■ THE TASK: Go through the entries below and pick out every line with "title".

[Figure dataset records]
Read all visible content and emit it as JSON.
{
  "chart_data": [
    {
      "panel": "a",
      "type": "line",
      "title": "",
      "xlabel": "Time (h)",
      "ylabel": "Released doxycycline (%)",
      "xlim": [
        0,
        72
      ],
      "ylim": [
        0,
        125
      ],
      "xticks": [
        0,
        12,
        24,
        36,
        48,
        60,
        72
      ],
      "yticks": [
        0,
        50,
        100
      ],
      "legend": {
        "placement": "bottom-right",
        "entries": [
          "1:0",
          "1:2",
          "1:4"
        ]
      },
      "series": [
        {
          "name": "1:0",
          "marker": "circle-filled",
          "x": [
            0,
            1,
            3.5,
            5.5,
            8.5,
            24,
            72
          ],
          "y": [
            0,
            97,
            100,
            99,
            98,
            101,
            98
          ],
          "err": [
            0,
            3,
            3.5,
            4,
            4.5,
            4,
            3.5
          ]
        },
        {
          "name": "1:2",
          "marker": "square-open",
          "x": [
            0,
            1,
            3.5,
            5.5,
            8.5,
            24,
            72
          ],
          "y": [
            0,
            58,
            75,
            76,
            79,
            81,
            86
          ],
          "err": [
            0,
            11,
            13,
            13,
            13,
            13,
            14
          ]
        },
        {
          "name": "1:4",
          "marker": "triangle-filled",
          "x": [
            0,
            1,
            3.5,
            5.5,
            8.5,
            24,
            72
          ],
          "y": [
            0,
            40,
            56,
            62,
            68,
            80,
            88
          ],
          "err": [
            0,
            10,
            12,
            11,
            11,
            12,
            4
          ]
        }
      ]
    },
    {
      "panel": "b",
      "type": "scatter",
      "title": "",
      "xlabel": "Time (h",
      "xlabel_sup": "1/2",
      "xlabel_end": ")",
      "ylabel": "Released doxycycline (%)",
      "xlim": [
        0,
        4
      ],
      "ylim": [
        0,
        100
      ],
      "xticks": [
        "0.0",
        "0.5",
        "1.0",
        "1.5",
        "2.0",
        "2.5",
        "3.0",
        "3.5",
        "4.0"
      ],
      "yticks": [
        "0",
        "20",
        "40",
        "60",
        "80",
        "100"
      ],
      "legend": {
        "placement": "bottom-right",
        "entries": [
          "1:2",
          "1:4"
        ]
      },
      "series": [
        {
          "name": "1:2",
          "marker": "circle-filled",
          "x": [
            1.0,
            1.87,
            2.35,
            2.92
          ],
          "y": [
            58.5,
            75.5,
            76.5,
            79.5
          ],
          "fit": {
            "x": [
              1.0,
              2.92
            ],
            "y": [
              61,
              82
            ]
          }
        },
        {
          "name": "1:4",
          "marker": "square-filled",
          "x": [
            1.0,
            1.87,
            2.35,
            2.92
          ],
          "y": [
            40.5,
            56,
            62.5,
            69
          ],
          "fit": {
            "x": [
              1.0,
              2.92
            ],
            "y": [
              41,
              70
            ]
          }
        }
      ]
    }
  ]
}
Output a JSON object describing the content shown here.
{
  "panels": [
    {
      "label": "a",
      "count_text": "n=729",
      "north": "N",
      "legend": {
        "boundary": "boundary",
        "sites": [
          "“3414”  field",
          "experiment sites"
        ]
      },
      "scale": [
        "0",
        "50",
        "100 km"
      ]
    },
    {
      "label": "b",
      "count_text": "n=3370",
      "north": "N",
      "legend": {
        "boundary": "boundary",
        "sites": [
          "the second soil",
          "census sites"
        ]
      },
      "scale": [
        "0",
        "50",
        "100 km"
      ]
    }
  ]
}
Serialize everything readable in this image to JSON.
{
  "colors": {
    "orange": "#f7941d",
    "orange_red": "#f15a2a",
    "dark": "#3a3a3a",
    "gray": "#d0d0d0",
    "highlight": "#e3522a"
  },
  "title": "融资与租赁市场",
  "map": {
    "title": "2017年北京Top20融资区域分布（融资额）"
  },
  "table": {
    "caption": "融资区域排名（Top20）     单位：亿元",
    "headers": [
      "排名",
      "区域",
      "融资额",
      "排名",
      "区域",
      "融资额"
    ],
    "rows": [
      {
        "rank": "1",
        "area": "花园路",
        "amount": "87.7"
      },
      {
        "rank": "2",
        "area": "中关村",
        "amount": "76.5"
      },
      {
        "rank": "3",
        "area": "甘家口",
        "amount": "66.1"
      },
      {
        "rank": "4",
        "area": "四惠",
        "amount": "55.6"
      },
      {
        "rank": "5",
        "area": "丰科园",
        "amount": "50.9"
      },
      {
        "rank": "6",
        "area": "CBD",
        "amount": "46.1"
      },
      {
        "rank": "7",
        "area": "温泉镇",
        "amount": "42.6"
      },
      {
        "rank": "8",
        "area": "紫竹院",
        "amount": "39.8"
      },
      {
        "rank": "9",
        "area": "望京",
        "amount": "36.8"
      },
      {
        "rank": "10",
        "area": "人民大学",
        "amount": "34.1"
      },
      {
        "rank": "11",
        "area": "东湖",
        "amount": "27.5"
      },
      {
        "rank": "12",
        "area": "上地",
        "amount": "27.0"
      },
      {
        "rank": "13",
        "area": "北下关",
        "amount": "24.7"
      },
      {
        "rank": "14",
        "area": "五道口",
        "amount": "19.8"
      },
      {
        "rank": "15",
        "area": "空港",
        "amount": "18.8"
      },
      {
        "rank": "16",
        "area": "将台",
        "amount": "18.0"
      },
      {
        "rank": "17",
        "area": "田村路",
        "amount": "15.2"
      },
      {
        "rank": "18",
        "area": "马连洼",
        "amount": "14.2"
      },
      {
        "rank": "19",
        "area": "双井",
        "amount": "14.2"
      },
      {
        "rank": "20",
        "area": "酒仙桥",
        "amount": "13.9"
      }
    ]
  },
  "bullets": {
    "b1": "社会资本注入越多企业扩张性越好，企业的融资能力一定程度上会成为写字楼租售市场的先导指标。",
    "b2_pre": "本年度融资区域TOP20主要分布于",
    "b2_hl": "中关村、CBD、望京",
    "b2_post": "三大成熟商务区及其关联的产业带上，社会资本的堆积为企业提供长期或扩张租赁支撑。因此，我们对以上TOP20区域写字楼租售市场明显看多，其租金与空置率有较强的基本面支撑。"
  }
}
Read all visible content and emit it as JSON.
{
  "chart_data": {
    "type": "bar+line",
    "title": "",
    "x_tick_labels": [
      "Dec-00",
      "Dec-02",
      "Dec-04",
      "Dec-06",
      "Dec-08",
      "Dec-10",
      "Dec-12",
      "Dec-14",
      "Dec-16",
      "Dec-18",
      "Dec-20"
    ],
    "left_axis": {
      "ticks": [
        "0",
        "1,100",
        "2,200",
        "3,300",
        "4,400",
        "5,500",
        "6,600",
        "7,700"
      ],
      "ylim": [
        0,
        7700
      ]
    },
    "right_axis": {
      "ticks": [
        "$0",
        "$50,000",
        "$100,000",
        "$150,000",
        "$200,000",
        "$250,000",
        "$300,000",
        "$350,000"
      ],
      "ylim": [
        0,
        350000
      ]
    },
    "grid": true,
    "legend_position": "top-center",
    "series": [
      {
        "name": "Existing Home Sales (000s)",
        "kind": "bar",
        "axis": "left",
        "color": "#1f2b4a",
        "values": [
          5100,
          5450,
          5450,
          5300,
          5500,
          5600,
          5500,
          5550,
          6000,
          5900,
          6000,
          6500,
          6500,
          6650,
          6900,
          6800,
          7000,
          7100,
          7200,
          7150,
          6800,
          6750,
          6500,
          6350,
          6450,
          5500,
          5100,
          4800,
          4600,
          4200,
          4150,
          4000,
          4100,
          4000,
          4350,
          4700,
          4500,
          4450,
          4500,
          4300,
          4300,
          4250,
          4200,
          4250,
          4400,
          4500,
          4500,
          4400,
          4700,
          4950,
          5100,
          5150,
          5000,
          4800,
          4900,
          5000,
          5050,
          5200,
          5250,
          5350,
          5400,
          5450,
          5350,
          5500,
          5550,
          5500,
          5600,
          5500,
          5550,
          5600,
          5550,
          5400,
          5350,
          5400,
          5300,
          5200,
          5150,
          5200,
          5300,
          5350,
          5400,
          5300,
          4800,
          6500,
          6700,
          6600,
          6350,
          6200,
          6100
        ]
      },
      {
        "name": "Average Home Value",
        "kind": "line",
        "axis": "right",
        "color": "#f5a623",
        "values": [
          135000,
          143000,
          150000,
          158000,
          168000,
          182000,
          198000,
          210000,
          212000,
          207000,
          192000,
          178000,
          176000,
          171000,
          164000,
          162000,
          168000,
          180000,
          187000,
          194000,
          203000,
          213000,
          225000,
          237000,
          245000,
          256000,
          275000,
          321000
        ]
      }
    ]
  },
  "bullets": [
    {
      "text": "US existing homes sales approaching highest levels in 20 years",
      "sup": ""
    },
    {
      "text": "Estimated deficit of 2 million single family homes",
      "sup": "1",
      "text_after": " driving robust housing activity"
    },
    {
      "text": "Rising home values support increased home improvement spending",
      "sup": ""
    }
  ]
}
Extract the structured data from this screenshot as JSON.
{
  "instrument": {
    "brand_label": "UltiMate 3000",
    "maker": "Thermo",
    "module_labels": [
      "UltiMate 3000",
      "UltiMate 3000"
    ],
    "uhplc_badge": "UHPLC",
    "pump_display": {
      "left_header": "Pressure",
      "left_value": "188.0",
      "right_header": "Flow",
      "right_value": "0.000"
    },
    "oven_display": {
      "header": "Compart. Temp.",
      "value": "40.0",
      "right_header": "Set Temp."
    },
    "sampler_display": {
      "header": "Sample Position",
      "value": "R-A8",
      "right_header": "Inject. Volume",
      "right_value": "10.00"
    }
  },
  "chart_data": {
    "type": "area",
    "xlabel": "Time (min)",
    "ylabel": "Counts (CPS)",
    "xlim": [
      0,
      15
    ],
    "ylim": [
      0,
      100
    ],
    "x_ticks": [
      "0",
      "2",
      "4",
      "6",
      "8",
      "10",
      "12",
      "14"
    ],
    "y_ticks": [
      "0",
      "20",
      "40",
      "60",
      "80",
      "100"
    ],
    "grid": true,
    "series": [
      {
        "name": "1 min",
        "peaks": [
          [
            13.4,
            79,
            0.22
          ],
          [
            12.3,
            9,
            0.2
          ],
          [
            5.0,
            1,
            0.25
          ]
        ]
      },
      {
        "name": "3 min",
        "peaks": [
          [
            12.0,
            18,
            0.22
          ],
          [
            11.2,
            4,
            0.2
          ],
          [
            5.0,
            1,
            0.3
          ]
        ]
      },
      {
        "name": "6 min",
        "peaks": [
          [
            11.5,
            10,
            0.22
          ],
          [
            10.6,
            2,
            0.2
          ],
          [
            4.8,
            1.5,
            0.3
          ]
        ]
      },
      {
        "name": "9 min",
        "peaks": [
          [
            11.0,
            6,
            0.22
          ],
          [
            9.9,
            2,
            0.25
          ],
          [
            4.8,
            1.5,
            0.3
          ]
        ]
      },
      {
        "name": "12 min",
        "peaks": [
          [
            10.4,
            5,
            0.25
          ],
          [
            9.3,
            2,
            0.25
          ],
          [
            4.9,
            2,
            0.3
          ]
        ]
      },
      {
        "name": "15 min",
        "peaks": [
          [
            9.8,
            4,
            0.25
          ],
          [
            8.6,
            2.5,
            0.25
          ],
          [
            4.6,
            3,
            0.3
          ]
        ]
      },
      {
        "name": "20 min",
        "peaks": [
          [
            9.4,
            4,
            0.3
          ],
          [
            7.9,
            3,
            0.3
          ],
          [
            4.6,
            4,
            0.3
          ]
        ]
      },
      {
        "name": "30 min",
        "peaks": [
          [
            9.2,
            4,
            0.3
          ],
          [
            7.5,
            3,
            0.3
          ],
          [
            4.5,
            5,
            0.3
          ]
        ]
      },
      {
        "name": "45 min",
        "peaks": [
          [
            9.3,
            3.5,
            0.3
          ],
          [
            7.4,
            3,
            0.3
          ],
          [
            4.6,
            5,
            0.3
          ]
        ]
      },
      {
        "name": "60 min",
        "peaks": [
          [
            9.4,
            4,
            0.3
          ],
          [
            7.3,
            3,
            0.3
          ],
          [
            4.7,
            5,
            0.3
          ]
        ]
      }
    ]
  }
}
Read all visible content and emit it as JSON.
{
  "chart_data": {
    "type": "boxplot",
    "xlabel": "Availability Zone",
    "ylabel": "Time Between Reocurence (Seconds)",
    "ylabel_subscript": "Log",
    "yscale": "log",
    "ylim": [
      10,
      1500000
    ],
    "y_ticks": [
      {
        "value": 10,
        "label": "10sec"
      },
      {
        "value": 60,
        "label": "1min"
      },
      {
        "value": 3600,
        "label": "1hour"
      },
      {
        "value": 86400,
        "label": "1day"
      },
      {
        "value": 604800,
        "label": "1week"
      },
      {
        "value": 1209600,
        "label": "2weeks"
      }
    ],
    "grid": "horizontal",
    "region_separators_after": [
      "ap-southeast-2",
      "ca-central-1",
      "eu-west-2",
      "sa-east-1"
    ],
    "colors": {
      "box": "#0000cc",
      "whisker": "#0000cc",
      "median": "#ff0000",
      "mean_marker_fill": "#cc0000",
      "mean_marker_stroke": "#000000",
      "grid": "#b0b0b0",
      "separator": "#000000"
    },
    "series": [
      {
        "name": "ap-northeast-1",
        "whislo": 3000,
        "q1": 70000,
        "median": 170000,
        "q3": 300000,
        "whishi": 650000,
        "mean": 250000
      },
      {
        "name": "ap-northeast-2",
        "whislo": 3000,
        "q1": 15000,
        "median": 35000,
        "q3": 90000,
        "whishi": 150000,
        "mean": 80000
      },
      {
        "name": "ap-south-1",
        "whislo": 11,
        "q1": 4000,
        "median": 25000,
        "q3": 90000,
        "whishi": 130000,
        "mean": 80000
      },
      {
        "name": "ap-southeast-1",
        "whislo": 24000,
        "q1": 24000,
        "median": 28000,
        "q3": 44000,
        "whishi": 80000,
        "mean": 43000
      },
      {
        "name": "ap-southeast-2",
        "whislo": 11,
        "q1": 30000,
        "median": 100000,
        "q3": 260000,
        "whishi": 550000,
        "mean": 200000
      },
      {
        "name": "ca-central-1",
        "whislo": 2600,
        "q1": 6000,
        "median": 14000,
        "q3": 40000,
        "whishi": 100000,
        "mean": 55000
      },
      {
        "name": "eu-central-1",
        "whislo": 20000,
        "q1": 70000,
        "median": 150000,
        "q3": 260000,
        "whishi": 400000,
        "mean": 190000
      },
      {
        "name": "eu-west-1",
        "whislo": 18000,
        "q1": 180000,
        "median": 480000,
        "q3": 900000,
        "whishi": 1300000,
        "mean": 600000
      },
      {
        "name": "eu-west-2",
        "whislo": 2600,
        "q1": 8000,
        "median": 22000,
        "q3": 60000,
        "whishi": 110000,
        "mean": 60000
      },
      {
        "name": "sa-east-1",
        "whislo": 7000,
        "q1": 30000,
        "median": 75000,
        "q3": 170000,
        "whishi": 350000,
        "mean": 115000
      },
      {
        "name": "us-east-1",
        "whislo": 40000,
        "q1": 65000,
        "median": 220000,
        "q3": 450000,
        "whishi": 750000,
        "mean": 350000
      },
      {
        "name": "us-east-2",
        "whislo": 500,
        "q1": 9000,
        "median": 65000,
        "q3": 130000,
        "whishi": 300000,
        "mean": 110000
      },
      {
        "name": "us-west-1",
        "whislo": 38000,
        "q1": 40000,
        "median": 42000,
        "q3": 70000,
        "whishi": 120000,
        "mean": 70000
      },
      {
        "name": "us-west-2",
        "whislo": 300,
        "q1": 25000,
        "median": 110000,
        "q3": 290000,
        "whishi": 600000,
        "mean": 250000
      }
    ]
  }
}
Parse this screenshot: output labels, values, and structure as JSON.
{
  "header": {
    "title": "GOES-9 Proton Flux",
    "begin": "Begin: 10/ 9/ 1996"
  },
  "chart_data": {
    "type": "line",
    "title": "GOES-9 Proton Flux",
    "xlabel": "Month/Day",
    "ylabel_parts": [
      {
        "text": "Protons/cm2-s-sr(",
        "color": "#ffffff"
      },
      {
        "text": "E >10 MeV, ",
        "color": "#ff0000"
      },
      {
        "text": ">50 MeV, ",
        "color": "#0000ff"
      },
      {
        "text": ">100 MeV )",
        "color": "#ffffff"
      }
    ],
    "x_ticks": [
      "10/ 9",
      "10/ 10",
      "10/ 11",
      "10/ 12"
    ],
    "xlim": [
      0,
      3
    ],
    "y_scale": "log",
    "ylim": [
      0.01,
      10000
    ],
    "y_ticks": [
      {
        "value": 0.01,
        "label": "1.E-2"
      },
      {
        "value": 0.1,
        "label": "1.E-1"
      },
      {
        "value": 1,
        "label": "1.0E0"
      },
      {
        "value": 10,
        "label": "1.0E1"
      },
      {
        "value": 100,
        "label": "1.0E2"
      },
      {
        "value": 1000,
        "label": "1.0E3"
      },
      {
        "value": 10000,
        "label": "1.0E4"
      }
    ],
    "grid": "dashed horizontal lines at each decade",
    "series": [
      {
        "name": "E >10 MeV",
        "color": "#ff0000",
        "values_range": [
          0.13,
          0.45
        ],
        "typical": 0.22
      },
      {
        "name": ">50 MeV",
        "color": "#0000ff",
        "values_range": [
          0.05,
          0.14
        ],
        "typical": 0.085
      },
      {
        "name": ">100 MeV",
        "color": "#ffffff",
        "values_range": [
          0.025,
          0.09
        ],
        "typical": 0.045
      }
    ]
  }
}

■ CORRECT RESULT:
      "title": "",
      "title": "",
  "title": "融资与租赁市场",
    "title": "2017年北京Top20融资区域分布（融资额）"
    "title": "",
    "title": "GOES-9 Proton Flux",
    "title": "GOES-9 Proton Flux",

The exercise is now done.